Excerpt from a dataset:
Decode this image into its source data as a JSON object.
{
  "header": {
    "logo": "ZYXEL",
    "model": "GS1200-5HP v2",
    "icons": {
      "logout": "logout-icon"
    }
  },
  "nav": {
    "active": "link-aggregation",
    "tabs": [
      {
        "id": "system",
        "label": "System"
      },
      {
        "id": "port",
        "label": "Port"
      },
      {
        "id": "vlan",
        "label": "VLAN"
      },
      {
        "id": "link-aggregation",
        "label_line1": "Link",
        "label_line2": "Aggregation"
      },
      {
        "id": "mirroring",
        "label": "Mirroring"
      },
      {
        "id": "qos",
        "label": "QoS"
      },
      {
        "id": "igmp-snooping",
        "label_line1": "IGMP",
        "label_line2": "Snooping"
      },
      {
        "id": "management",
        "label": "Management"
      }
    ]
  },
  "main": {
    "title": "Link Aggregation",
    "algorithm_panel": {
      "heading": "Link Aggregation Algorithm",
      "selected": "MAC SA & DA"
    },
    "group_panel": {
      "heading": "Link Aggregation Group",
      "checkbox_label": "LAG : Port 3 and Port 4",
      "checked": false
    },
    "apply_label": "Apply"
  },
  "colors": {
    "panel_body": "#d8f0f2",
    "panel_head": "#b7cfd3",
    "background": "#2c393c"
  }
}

Task prompt
Without leaving anything out, give the entries again exactly.

Output for this exercise
Decode this image into its source data as a JSON object.
{
  "header": {
    "logo": "ZYXEL",
    "model": "GS1200-5HP v2",
    "icons": {
      "logout": "logout-icon"
    }
  },
  "nav": {
    "active": "link-aggregation",
    "tabs": [
      {
        "id": "system",
        "label": "System"
      },
      {
        "id": "port",
        "label": "Port"
      },
      {
        "id": "vlan",
        "label": "VLAN"
      },
      {
        "id": "link-aggregation",
        "label_line1": "Link",
        "label_line2": "Aggregation"
      },
      {
        "id": "mirroring",
        "label": "Mirroring"
      },
      {
        "id": "qos",
        "label": "QoS"
      },
      {
        "id": "igmp-snooping",
        "label_line1": "IGMP",
        "label_line2": "Snooping"
      },
      {
        "id": "management",
        "label": "Management"
      }
    ]
  },
  "main": {
    "title": "Link Aggregation",
    "algorithm_panel": {
      "heading": "Link Aggregation Algorithm",
      "selected": "MAC SA & DA"
    },
    "group_panel": {
      "heading": "Link Aggregation Group",
      "checkbox_label": "LAG : Port 3 and Port 4",
      "checked": false
    },
    "apply_label": "Apply"
  },
  "colors": {
    "panel_body": "#d8f0f2",
    "panel_head": "#b7cfd3",
    "background": "#2c393c"
  }
}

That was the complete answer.